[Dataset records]
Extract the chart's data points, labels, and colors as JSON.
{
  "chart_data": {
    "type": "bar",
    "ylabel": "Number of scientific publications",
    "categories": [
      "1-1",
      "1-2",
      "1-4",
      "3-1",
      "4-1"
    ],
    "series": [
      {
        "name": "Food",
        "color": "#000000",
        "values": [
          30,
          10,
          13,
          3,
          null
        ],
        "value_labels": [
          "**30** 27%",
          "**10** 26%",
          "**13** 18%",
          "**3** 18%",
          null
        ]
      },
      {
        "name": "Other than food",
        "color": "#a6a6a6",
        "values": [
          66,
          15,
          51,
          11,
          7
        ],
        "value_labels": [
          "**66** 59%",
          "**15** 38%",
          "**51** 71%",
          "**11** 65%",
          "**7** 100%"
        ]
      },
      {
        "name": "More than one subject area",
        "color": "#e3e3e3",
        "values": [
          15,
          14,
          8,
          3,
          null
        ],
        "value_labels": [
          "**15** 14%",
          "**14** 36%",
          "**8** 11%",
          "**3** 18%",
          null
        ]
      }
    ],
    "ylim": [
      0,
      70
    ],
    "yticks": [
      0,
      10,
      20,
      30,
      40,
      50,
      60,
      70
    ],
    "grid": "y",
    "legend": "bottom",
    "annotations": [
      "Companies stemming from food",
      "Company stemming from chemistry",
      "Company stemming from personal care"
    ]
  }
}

* * *

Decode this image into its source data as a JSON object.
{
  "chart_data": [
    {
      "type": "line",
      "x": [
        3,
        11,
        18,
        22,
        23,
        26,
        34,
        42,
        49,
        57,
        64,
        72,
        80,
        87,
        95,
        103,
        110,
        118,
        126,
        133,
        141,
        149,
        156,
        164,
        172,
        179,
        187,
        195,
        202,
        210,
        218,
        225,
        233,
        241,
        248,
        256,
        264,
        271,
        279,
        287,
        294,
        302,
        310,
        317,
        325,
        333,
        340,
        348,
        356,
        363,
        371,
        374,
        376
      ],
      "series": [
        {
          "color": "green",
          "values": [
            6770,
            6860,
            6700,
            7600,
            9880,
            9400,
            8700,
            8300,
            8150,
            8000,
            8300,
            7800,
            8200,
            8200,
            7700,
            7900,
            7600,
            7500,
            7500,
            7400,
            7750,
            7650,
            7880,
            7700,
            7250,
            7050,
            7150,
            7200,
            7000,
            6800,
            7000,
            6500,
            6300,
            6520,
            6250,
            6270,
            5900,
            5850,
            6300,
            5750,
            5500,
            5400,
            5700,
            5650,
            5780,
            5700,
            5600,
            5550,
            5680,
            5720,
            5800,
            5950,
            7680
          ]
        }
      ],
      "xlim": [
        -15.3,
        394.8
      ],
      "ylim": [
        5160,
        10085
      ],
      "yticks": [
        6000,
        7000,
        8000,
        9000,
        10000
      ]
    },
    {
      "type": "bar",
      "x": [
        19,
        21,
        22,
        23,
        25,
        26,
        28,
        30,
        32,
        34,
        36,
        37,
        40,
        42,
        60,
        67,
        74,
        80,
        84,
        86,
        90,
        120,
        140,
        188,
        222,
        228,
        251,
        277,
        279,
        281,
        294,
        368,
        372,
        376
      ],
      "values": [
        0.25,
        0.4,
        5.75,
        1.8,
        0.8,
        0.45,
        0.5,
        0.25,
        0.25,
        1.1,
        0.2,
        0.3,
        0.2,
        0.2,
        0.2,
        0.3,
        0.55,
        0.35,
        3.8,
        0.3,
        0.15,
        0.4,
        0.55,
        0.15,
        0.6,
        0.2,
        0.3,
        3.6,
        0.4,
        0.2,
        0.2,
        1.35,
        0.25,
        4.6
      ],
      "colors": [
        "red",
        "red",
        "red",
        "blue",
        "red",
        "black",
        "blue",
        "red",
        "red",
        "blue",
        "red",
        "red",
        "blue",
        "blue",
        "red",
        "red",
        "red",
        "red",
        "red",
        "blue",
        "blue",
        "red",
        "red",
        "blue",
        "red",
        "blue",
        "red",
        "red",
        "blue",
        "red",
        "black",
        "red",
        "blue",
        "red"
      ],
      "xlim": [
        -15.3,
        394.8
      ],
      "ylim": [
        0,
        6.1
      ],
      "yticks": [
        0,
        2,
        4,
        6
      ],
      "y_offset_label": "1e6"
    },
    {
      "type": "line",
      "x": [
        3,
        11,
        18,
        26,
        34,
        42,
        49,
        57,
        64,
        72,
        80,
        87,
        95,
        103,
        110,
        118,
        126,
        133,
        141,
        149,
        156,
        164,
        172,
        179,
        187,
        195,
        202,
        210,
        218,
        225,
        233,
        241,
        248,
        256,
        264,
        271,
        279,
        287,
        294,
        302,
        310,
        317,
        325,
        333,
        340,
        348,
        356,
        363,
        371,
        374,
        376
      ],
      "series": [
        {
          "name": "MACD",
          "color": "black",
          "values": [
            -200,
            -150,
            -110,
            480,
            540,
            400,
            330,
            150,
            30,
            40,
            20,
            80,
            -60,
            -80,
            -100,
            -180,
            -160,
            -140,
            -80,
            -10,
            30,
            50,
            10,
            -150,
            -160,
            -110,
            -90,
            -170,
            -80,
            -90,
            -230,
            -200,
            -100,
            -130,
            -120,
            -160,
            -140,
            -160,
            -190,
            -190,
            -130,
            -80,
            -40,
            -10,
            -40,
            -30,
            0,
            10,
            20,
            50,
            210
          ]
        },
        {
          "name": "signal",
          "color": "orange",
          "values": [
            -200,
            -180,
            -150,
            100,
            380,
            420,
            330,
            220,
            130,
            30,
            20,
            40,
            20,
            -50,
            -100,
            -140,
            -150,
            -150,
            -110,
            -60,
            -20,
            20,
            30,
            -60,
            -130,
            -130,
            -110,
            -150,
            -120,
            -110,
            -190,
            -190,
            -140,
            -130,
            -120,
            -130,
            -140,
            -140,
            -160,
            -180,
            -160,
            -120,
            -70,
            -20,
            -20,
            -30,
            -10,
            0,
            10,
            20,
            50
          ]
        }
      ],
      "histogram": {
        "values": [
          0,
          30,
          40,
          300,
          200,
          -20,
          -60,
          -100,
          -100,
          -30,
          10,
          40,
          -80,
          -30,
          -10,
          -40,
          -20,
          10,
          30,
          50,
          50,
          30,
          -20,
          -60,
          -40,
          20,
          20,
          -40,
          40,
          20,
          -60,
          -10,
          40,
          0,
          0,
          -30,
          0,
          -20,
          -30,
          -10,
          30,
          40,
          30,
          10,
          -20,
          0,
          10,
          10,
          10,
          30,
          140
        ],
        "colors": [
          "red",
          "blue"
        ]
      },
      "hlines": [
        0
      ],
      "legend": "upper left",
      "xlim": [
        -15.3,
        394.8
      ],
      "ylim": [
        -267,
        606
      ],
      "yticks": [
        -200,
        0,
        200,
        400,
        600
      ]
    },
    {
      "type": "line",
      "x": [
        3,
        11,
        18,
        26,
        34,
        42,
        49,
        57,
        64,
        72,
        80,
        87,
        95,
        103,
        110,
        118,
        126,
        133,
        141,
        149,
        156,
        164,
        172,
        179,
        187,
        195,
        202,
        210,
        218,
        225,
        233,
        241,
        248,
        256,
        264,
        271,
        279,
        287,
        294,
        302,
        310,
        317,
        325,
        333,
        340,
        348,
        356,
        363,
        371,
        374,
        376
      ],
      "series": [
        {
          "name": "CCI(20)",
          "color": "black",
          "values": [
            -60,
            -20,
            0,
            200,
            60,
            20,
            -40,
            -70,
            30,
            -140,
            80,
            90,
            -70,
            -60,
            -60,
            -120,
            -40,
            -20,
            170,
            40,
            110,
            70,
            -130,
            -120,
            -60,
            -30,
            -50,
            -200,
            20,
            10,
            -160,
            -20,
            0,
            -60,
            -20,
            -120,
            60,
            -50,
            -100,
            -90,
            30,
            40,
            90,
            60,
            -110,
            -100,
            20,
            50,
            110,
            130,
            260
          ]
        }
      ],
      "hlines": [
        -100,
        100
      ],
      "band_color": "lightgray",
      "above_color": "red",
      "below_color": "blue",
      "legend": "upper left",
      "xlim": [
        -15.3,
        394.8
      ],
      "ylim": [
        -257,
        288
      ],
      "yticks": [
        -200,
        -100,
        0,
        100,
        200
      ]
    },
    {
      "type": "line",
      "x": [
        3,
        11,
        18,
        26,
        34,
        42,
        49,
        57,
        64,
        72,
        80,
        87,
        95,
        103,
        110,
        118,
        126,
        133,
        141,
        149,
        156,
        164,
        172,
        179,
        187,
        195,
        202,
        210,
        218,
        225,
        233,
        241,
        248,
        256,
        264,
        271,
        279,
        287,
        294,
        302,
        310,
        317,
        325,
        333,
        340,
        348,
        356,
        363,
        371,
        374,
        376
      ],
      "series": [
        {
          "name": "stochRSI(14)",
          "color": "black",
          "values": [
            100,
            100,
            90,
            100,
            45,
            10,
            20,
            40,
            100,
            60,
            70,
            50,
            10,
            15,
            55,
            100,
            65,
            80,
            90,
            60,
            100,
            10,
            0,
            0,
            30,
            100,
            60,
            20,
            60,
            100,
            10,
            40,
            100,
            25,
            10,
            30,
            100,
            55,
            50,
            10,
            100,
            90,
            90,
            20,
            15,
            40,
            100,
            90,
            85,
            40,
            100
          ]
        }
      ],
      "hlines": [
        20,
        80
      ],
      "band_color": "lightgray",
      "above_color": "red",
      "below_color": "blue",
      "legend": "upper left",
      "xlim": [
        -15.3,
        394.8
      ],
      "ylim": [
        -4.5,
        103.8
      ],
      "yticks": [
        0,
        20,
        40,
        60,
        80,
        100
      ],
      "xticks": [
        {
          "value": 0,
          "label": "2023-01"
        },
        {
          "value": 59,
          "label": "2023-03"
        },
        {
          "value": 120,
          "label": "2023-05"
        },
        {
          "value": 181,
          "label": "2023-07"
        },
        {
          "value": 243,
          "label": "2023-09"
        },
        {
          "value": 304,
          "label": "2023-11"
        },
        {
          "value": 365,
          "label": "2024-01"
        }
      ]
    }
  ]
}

*Task instructions*:
Check each line above for "colors" and return the ones that have it.

*Final result*:
Extract the chart's data points, labels, and colors as JSON.
      "colors": [
        "colors": [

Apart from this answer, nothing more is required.